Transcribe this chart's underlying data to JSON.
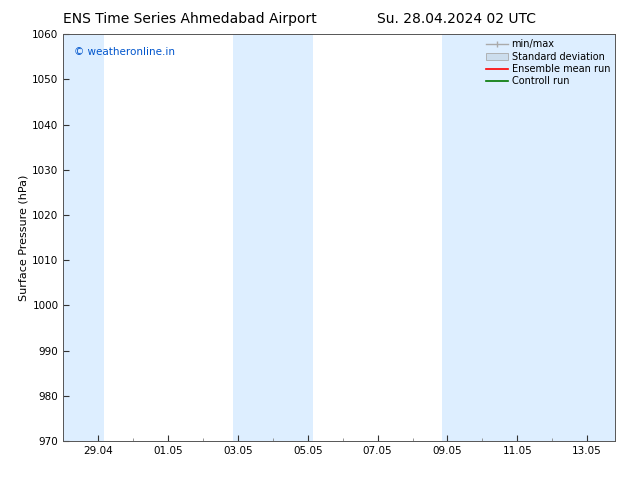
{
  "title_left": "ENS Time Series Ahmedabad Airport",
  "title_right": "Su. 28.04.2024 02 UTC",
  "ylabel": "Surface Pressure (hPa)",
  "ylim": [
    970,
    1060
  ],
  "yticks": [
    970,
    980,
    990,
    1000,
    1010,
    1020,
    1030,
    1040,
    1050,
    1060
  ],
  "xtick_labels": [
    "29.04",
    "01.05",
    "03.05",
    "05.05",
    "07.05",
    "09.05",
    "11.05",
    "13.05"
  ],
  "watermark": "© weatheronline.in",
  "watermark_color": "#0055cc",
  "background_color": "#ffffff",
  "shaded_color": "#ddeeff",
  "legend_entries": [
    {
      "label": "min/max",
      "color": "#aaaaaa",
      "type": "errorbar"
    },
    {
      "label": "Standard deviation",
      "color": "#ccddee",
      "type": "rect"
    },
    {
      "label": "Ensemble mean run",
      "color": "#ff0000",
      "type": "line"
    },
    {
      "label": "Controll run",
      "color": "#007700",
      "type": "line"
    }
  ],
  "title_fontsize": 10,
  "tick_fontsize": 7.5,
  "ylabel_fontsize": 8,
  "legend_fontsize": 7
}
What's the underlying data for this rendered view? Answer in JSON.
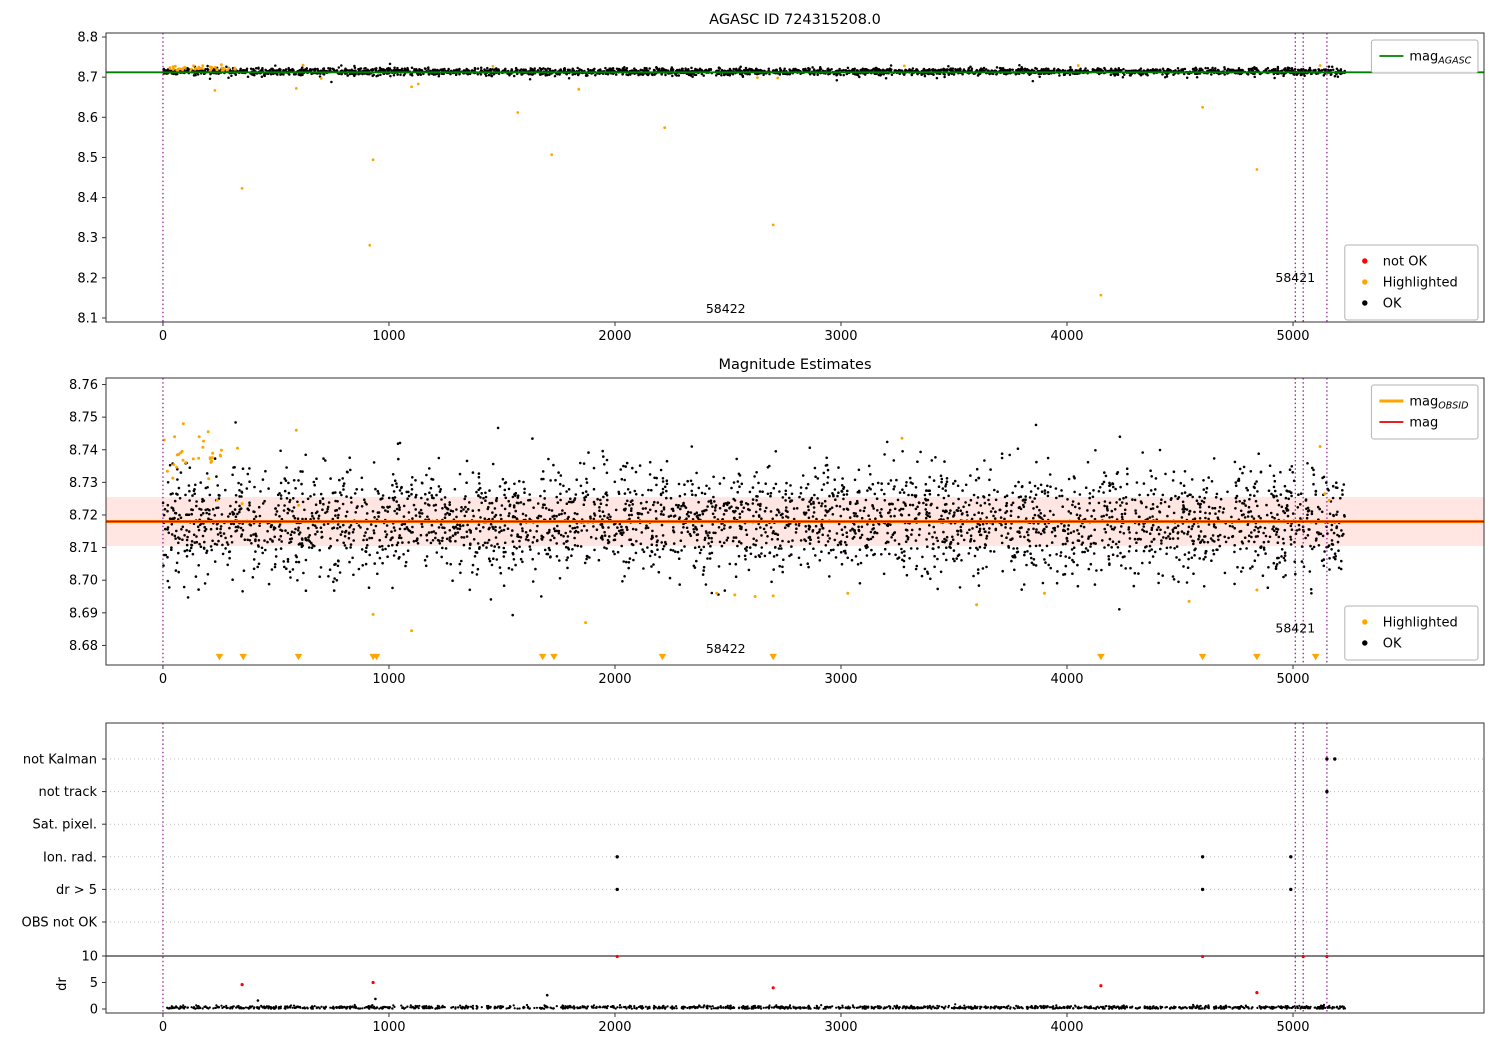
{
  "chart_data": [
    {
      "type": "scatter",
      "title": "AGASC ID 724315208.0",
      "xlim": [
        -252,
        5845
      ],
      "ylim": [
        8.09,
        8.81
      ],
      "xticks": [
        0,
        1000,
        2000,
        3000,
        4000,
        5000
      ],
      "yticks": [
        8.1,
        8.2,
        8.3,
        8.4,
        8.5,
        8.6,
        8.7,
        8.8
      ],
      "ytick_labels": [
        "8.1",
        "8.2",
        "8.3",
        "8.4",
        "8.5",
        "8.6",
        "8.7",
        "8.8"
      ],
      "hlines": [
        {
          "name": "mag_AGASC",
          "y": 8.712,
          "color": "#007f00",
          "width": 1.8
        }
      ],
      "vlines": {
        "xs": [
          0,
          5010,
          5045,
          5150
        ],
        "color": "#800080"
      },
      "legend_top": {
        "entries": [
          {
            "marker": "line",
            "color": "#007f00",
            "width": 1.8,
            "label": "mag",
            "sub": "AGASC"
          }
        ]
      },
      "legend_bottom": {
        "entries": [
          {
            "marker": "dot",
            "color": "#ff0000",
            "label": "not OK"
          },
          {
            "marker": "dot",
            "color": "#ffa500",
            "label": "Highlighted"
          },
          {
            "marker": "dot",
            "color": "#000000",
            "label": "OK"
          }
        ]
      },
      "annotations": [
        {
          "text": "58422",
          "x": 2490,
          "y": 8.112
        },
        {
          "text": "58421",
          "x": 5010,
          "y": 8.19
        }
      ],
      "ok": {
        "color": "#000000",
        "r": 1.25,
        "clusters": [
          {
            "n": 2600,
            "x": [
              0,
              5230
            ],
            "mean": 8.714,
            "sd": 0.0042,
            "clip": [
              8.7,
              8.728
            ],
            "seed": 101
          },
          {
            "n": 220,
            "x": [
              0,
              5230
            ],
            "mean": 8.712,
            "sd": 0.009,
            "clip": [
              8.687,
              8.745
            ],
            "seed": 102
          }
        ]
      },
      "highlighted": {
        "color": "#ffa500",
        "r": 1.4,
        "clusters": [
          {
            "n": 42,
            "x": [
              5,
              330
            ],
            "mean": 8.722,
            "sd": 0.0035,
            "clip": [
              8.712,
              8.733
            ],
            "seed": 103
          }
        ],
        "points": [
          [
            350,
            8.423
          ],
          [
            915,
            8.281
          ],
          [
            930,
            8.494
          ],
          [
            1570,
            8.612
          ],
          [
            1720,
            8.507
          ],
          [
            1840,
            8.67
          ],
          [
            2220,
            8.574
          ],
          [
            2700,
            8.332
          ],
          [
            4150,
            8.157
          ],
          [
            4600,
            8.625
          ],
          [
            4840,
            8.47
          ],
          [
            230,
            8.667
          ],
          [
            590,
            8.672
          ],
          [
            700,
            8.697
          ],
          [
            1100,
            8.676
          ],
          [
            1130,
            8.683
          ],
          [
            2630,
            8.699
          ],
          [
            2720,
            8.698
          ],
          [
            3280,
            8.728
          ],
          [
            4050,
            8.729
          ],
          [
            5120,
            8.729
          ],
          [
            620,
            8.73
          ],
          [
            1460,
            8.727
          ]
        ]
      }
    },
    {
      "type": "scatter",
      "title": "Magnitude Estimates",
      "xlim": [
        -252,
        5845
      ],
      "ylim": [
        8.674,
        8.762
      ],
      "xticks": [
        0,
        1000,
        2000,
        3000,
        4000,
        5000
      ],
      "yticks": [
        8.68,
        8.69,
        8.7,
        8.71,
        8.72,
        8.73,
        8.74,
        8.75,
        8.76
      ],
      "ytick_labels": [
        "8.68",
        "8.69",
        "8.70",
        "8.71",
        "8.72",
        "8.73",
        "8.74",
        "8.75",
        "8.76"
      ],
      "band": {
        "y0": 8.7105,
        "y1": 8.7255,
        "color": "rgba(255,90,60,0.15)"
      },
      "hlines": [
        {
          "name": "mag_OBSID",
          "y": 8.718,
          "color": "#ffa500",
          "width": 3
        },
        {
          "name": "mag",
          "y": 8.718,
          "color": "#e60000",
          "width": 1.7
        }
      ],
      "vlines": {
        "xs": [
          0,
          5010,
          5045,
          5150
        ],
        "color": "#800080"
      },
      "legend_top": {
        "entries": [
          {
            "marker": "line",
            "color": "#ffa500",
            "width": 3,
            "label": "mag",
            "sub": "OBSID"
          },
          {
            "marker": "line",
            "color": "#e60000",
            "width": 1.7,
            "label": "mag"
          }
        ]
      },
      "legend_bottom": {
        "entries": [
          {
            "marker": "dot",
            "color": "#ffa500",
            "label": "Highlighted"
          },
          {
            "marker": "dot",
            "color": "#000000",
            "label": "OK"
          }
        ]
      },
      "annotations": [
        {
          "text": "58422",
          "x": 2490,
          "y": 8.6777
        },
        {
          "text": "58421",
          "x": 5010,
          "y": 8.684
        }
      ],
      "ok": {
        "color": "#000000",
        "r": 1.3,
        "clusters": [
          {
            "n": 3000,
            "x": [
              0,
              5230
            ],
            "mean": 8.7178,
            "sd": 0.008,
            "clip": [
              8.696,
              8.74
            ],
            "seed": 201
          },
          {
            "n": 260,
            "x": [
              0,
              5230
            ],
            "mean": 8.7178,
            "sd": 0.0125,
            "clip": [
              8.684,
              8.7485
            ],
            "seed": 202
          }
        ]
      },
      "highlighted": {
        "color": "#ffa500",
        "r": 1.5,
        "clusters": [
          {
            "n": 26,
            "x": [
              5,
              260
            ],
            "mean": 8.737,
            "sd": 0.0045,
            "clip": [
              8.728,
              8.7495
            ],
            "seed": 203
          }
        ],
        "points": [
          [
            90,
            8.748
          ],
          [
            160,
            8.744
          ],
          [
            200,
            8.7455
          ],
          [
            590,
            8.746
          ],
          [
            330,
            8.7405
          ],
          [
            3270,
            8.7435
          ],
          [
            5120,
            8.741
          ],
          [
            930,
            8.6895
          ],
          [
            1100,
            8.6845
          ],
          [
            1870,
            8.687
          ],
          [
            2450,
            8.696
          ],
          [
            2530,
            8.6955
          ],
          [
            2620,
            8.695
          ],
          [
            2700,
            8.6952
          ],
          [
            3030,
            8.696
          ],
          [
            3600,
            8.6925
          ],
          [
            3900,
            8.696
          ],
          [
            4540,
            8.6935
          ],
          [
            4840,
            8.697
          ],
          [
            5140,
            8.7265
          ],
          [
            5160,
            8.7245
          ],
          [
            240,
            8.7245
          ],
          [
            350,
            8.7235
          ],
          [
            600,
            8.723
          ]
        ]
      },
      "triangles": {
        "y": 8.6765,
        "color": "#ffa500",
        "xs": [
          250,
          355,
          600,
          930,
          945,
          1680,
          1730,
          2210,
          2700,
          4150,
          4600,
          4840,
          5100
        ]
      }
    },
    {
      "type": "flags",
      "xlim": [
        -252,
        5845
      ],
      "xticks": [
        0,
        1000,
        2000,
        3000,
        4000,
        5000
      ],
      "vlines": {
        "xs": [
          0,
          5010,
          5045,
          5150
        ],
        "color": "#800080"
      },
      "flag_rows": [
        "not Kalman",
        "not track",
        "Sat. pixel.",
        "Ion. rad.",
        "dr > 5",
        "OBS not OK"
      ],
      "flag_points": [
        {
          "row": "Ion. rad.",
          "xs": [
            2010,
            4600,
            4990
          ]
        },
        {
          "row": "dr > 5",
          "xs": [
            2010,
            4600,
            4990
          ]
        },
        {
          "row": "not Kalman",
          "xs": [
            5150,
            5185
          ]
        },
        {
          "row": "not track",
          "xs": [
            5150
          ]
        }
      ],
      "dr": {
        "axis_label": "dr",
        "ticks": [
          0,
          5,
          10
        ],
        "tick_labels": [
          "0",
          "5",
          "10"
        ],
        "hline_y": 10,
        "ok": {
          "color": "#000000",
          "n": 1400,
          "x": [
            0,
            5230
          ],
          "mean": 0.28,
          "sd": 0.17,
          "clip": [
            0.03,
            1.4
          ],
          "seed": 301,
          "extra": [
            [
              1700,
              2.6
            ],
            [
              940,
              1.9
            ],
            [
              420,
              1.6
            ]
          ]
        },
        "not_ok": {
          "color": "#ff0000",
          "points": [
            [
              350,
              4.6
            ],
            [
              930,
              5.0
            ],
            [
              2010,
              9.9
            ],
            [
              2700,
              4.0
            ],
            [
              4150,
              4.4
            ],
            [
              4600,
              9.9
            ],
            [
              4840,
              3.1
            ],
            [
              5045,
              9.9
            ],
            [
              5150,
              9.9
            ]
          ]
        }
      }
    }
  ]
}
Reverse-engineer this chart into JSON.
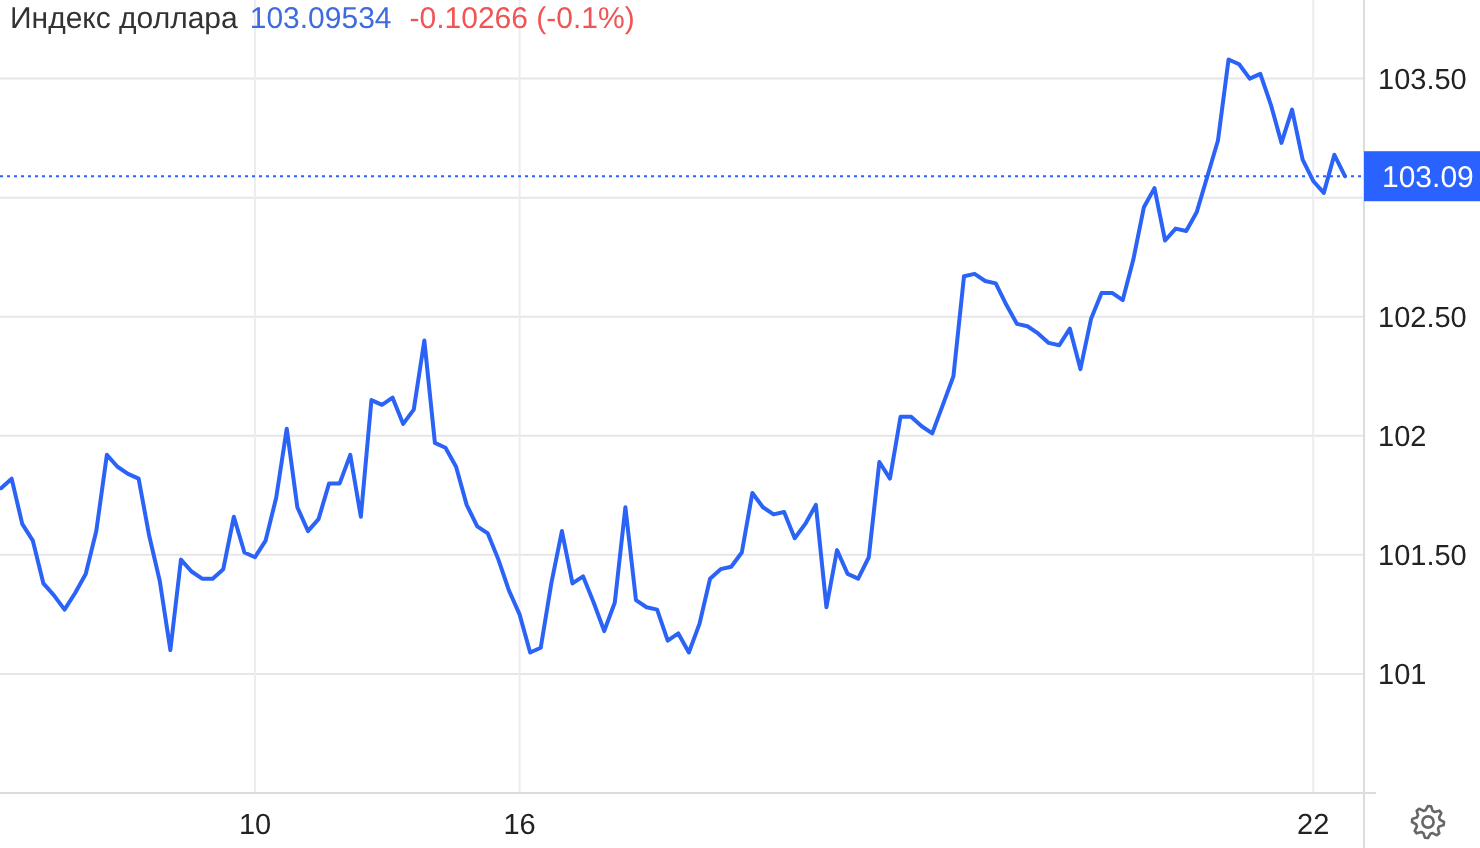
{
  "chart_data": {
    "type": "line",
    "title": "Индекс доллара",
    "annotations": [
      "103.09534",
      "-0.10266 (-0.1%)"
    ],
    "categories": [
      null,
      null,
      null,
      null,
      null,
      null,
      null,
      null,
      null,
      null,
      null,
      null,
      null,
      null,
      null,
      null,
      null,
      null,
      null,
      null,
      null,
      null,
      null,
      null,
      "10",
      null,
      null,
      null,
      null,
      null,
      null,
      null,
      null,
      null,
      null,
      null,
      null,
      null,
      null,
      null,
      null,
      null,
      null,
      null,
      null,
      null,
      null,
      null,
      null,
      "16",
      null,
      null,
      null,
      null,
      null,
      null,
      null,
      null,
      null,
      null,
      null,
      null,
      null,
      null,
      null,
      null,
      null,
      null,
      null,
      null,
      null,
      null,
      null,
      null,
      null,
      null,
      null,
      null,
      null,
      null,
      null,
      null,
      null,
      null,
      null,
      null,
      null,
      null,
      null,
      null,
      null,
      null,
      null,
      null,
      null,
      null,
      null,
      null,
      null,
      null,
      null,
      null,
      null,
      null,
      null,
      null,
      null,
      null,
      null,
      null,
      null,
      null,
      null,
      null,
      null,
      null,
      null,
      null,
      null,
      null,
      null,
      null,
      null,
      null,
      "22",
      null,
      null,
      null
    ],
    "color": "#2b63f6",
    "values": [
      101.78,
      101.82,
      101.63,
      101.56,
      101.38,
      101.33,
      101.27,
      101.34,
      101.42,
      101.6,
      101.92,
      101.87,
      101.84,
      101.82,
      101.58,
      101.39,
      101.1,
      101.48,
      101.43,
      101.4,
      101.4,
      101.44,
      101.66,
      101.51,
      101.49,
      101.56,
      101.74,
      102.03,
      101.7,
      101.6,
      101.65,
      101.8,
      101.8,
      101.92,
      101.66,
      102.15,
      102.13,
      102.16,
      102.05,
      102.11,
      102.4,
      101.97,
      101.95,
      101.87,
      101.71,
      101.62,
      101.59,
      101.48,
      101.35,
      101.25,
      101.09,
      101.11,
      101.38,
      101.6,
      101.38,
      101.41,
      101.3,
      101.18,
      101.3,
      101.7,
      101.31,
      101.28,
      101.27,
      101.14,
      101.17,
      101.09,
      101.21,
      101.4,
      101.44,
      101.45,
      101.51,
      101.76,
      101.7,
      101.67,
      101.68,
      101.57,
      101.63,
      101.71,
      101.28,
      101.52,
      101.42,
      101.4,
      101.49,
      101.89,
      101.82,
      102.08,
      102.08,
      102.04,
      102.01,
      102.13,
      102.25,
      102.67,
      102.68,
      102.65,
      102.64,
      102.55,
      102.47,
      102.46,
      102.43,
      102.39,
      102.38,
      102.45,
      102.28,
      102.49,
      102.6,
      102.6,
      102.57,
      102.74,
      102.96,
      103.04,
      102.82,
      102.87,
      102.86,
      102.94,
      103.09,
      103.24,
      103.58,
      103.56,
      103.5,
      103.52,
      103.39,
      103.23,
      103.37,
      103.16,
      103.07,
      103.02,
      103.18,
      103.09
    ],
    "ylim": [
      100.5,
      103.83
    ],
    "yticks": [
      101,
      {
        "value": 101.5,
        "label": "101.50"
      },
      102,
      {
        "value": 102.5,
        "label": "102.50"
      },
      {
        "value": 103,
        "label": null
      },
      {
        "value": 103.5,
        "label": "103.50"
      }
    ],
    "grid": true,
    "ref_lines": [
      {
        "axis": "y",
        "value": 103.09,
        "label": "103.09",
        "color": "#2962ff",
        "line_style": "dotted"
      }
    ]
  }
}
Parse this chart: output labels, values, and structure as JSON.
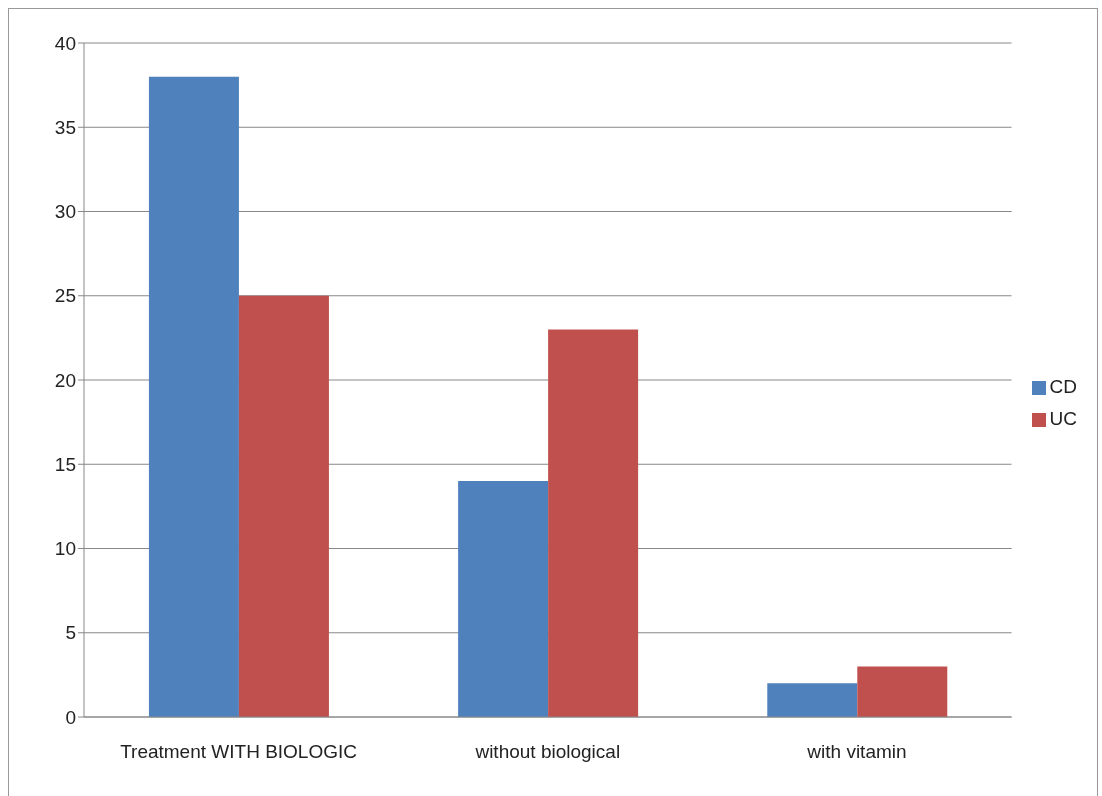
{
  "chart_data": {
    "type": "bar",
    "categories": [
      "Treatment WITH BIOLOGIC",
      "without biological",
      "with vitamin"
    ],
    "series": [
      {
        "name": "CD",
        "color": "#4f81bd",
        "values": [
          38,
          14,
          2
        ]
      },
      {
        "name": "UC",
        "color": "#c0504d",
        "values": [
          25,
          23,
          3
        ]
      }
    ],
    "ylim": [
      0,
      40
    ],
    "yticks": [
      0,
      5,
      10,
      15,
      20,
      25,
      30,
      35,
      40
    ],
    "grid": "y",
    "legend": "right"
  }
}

☆ ☆ ☆

Display every line of the listing that contains the string "name".

          "name": "mag_AGASC",
          "name": "mag_OBSID",
          "name": "mag",
        "name": "CD",
        "name": "UC",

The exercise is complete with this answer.